Transcribe the entries exactly; images are not part of the copy.

========

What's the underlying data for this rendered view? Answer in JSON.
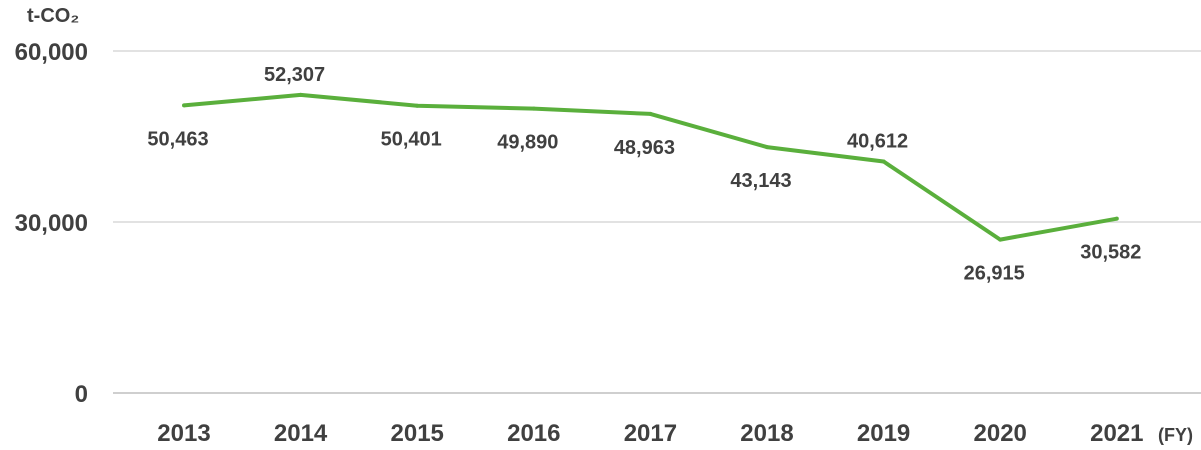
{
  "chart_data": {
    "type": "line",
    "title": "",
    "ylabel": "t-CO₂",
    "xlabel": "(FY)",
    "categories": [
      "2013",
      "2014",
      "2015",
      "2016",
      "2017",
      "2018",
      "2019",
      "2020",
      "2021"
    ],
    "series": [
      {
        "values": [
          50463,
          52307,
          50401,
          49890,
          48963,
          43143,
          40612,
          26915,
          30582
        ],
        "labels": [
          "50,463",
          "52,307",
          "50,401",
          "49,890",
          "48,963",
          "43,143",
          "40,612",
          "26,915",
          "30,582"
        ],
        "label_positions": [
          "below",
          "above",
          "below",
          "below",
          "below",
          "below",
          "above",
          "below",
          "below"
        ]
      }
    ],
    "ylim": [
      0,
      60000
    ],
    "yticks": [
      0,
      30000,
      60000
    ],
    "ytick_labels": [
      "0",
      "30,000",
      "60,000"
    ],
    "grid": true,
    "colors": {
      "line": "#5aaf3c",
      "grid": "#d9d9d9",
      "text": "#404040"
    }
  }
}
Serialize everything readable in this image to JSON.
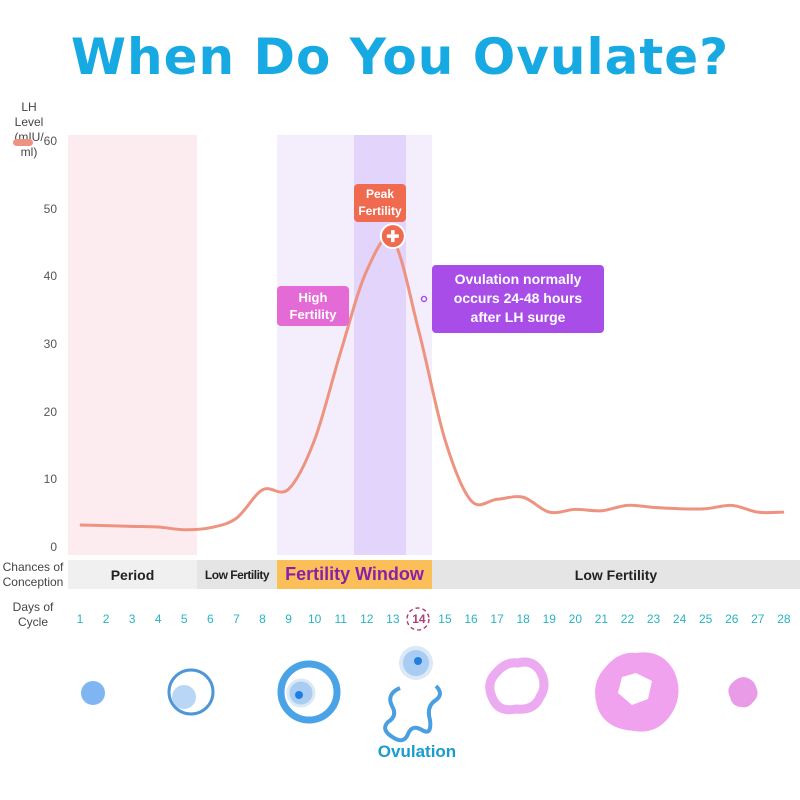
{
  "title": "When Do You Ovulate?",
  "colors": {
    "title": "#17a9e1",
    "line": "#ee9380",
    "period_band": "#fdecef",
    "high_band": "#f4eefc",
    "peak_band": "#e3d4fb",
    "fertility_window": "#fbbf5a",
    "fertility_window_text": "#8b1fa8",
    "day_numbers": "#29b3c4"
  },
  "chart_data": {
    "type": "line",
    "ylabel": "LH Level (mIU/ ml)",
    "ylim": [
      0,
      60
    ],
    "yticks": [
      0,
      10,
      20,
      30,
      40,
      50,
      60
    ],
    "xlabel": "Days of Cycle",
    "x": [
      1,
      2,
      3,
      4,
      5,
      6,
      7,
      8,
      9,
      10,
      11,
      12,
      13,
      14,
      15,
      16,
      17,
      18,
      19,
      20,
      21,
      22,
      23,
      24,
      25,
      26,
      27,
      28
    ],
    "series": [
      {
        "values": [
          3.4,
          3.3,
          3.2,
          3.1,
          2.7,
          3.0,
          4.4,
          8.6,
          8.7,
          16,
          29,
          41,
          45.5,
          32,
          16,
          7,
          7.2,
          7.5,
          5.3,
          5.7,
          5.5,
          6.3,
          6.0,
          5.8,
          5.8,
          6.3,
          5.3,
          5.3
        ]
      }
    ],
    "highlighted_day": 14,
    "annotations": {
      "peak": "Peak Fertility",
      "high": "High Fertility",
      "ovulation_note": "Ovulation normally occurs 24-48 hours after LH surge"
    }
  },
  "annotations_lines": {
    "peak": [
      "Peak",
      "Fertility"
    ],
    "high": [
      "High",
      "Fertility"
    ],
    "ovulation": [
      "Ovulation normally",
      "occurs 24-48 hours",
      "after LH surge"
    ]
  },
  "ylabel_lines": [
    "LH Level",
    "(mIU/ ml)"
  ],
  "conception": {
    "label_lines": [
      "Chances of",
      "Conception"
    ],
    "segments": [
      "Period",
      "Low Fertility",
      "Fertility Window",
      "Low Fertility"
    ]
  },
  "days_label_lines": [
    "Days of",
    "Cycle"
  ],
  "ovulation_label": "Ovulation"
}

========

SOLUTION FOR THIS EXERCISE –
What's the underlying data for this rendered view? Answer in JSON.
{
  "chart_data": {
    "type": "line",
    "title": "",
    "ylabel": "t-CO₂",
    "xlabel": "(FY)",
    "categories": [
      "2013",
      "2014",
      "2015",
      "2016",
      "2017",
      "2018",
      "2019",
      "2020",
      "2021"
    ],
    "series": [
      {
        "values": [
          50463,
          52307,
          50401,
          49890,
          48963,
          43143,
          40612,
          26915,
          30582
        ],
        "labels": [
          "50,463",
          "52,307",
          "50,401",
          "49,890",
          "48,963",
          "43,143",
          "40,612",
          "26,915",
          "30,582"
        ],
        "label_positions": [
          "below",
          "above",
          "below",
          "below",
          "below",
          "below",
          "above",
          "below",
          "below"
        ]
      }
    ],
    "ylim": [
      0,
      60000
    ],
    "yticks": [
      0,
      30000,
      60000
    ],
    "ytick_labels": [
      "0",
      "30,000",
      "60,000"
    ],
    "grid": true,
    "colors": {
      "line": "#5aaf3c",
      "grid": "#d9d9d9",
      "text": "#404040"
    }
  }
}
Serialize everything readable in this image to JSON.
{
  "title": "When Do You Ovulate?",
  "colors": {
    "title": "#17a9e1",
    "line": "#ee9380",
    "period_band": "#fdecef",
    "high_band": "#f4eefc",
    "peak_band": "#e3d4fb",
    "fertility_window": "#fbbf5a",
    "fertility_window_text": "#8b1fa8",
    "day_numbers": "#29b3c4"
  },
  "chart_data": {
    "type": "line",
    "ylabel": "LH Level (mIU/ ml)",
    "ylim": [
      0,
      60
    ],
    "yticks": [
      0,
      10,
      20,
      30,
      40,
      50,
      60
    ],
    "xlabel": "Days of Cycle",
    "x": [
      1,
      2,
      3,
      4,
      5,
      6,
      7,
      8,
      9,
      10,
      11,
      12,
      13,
      14,
      15,
      16,
      17,
      18,
      19,
      20,
      21,
      22,
      23,
      24,
      25,
      26,
      27,
      28
    ],
    "series": [
      {
        "values": [
          3.4,
          3.3,
          3.2,
          3.1,
          2.7,
          3.0,
          4.4,
          8.6,
          8.7,
          16,
          29,
          41,
          45.5,
          32,
          16,
          7,
          7.2,
          7.5,
          5.3,
          5.7,
          5.5,
          6.3,
          6.0,
          5.8,
          5.8,
          6.3,
          5.3,
          5.3
        ]
      }
    ],
    "highlighted_day": 14,
    "annotations": {
      "peak": "Peak Fertility",
      "high": "High Fertility",
      "ovulation_note": "Ovulation normally occurs 24-48 hours after LH surge"
    }
  },
  "annotations_lines": {
    "peak": [
      "Peak",
      "Fertility"
    ],
    "high": [
      "High",
      "Fertility"
    ],
    "ovulation": [
      "Ovulation normally",
      "occurs 24-48 hours",
      "after LH surge"
    ]
  },
  "ylabel_lines": [
    "LH Level",
    "(mIU/ ml)"
  ],
  "conception": {
    "label_lines": [
      "Chances of",
      "Conception"
    ],
    "segments": [
      "Period",
      "Low Fertility",
      "Fertility Window",
      "Low Fertility"
    ]
  },
  "days_label_lines": [
    "Days of",
    "Cycle"
  ],
  "ovulation_label": "Ovulation"
}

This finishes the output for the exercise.